#### Data extract:
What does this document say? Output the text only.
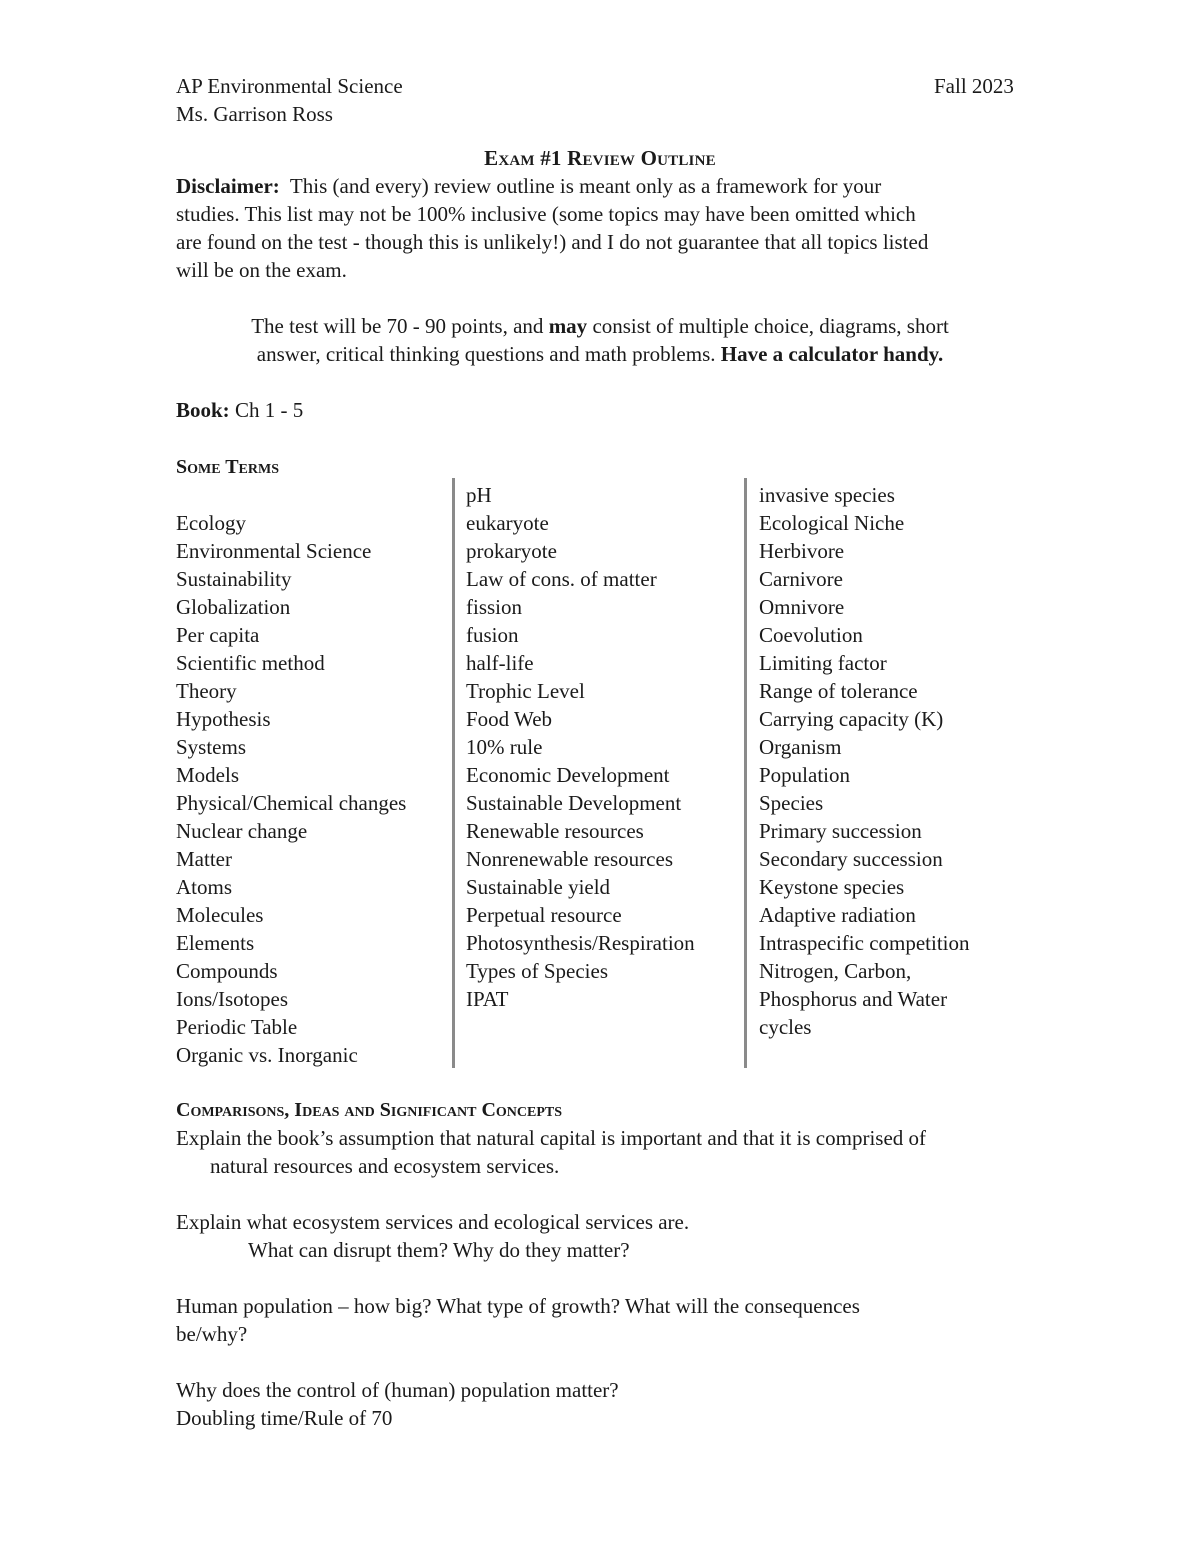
AP Environmental Science
Ms. Garrison Ross
Fall 2023
Exam #1 Review Outline
Disclaimer: This (and every) review outline is meant only as a framework for your
studies. This list may not be 100% inclusive (some topics may have been omitted which
are found on the test - though this is unlikely!) and I do not guarantee that all topics listed
will be on the exam.
The test will be 70 - 90 points, and may consist of multiple choice, diagrams, short
answer, critical thinking questions and math problems. Have a calculator handy.
Book: Ch 1 - 5
Some Terms
Ecology
Environmental Science
Sustainability
Globalization
Per capita
Scientific method
Theory
Hypothesis
Systems
Models
Physical/Chemical changes
Nuclear change
Matter
Atoms
Molecules
Elements
Compounds
Ions/Isotopes
Periodic Table
Organic vs. Inorganic
pH
eukaryote
prokaryote
Law of cons. of matter
fission
fusion
half-life
Trophic Level
Food Web
10% rule
Economic Development
Sustainable Development
Renewable resources
Nonrenewable resources
Sustainable yield
Perpetual resource
Photosynthesis/Respiration
Types of Species
IPAT
invasive species
Ecological Niche
Herbivore
Carnivore
Omnivore
Coevolution
Limiting factor
Range of tolerance
Carrying capacity (K)
Organism
Population
Species
Primary succession
Secondary succession
Keystone species
Adaptive radiation
Intraspecific competition
Nitrogen, Carbon,
Phosphorus and Water
cycles
Comparisons, Ideas and Significant Concepts
Explain the book’s assumption that natural capital is important and that it is comprised of
natural resources and ecosystem services.
Explain what ecosystem services and ecological services are.
What can disrupt them? Why do they matter?
Human population – how big? What type of growth? What will the consequences
be/why?
Why does the control of (human) population matter?
Doubling time/Rule of 70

#### Given request:
Pull out and copy each line containing the string "Explain".

#### Output for this exercise:
Explain the book’s assumption that natural capital is important and that it is comprised of
Explain what ecosystem services and ecological services are.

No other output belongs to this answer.